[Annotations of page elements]
------------------------------------

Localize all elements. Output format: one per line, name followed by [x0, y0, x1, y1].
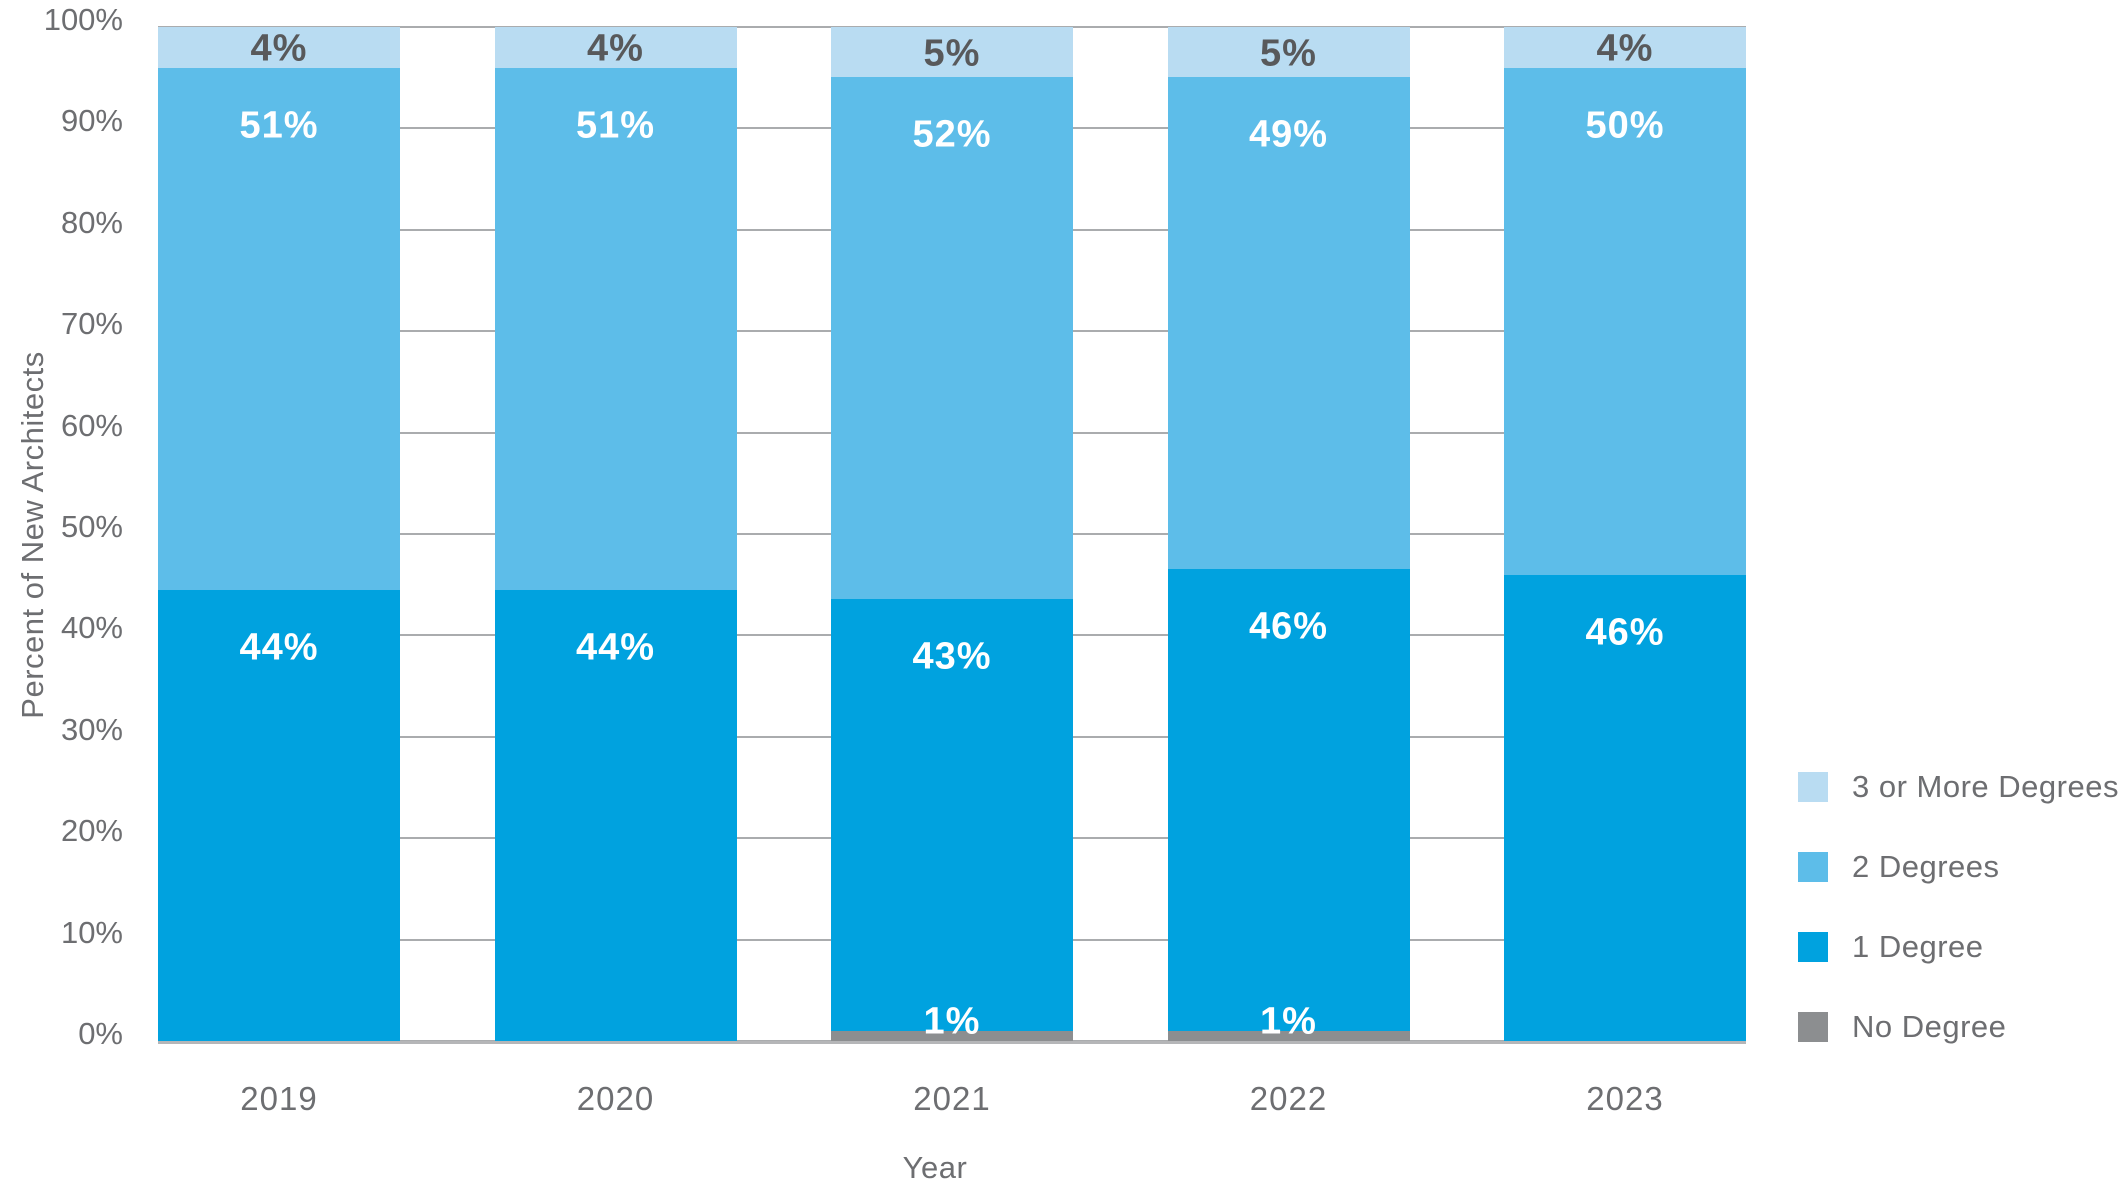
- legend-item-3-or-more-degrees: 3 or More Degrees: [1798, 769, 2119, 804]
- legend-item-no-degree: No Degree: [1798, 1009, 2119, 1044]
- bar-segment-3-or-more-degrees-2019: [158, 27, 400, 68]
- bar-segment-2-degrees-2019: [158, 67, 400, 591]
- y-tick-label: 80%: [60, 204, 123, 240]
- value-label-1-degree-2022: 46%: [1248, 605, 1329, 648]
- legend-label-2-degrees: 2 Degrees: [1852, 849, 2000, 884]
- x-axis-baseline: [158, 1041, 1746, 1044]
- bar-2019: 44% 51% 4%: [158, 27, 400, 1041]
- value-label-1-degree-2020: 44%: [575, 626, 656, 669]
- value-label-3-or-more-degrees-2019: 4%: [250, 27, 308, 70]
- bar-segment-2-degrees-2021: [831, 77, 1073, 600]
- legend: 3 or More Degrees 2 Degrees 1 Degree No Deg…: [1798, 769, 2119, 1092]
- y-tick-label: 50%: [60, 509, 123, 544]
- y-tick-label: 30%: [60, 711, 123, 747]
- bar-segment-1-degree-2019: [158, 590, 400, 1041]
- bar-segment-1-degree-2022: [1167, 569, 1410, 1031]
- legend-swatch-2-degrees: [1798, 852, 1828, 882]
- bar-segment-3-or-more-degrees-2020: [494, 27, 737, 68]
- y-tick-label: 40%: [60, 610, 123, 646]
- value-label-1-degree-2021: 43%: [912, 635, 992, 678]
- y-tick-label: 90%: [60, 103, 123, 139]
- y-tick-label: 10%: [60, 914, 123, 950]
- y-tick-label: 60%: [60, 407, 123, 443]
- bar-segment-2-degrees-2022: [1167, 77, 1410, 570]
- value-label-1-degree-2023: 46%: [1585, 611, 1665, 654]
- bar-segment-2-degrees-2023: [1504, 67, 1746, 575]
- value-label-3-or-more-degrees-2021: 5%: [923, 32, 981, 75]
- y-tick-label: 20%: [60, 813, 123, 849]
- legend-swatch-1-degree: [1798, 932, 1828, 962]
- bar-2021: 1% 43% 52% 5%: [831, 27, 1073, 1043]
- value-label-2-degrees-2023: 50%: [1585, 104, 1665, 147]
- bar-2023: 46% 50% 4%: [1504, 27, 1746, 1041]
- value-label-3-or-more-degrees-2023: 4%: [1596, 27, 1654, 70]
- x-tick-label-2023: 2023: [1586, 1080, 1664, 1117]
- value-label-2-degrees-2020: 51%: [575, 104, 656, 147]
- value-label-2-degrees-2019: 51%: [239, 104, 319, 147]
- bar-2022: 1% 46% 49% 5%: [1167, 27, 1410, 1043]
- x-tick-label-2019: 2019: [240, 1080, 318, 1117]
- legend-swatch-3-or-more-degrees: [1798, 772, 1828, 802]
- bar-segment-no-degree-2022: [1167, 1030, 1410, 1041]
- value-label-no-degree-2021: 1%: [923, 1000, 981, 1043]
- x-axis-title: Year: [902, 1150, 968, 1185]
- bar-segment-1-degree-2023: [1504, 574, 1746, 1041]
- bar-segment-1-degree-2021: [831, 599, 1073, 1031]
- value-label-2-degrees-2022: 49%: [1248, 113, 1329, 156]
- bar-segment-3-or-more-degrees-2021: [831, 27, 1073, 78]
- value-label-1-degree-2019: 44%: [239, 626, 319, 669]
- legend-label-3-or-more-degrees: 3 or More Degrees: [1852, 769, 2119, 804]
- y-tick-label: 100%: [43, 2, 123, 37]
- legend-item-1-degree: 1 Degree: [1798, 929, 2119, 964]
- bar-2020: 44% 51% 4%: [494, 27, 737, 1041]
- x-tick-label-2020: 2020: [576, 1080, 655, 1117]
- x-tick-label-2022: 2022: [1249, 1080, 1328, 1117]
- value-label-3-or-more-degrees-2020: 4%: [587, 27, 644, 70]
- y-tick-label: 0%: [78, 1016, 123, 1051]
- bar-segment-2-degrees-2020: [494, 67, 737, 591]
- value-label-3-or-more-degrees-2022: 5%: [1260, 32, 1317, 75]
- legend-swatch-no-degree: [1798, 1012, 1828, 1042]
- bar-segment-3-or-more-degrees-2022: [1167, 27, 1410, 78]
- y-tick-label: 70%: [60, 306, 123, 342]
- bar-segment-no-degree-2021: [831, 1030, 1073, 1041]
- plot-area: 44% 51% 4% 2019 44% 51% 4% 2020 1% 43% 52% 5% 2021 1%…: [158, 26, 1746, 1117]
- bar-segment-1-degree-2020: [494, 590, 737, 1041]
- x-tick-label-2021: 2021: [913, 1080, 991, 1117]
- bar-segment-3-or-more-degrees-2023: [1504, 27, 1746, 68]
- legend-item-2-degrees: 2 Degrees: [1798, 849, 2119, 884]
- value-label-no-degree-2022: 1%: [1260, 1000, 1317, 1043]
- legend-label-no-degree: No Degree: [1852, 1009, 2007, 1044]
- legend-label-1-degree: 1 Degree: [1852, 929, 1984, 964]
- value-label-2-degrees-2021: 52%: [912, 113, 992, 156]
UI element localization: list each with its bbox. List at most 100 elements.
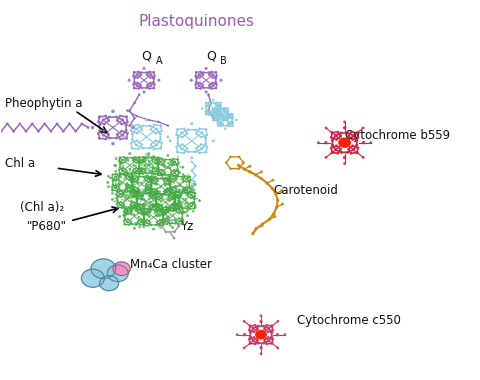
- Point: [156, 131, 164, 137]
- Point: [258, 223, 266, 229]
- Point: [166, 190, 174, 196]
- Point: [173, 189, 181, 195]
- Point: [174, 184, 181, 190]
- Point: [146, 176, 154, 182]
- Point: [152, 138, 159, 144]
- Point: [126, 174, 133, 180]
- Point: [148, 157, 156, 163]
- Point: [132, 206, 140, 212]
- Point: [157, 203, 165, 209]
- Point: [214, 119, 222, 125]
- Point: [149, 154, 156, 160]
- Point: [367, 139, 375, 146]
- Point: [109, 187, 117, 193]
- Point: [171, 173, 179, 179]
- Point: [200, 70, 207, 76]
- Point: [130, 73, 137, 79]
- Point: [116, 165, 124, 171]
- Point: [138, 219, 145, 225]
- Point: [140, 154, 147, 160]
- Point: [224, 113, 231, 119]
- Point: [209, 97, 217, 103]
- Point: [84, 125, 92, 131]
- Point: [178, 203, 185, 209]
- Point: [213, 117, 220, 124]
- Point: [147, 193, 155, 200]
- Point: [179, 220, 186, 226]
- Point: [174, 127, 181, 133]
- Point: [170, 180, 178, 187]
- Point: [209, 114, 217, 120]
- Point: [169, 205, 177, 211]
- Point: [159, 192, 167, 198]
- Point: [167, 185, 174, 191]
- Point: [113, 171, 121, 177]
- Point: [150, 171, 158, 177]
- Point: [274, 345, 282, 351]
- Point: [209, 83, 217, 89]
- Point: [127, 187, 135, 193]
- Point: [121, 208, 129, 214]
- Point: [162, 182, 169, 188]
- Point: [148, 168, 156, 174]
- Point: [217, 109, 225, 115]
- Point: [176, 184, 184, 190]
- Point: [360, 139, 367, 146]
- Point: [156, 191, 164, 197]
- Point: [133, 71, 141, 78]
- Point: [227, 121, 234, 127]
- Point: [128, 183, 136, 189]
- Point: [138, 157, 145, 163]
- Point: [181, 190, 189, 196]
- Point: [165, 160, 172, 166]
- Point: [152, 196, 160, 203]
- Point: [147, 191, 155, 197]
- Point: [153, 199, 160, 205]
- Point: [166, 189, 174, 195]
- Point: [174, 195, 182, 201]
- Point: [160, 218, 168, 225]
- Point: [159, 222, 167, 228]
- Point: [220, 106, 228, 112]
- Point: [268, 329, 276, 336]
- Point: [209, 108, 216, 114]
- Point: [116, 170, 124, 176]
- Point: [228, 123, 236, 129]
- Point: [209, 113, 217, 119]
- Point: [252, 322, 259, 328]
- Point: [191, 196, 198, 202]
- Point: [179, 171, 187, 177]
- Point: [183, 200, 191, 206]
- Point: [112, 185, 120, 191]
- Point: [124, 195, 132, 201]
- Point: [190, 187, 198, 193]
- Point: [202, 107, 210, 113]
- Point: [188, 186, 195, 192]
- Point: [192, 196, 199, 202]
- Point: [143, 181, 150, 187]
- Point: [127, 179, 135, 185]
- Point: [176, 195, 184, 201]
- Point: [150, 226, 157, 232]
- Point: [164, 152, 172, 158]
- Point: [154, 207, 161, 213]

------------------------------------

Turn the lines of the items above into a numbered list, starting at the line that contains "- Point: [156, 131, 164, 137]" and ending at the line that contains "- Point: [138, 219, 145, 225]", with both of those lines included. Leave out any blank lines, and list no other lines.

1. - Point: [156, 131, 164, 137]
2. - Point: [258, 223, 266, 229]
3. - Point: [166, 190, 174, 196]
4. - Point: [173, 189, 181, 195]
5. - Point: [174, 184, 181, 190]
6. - Point: [146, 176, 154, 182]
7. - Point: [152, 138, 159, 144]
8. - Point: [126, 174, 133, 180]
9. - Point: [148, 157, 156, 163]
10. - Point: [132, 206, 140, 212]
11. - Point: [157, 203, 165, 209]
12. - Point: [214, 119, 222, 125]
13. - Point: [149, 154, 156, 160]
14. - Point: [367, 139, 375, 146]
15. - Point: [109, 187, 117, 193]
16. - Point: [171, 173, 179, 179]
17. - Point: [200, 70, 207, 76]
18. - Point: [130, 73, 137, 79]
19. - Point: [116, 165, 124, 171]
20. - Point: [138, 219, 145, 225]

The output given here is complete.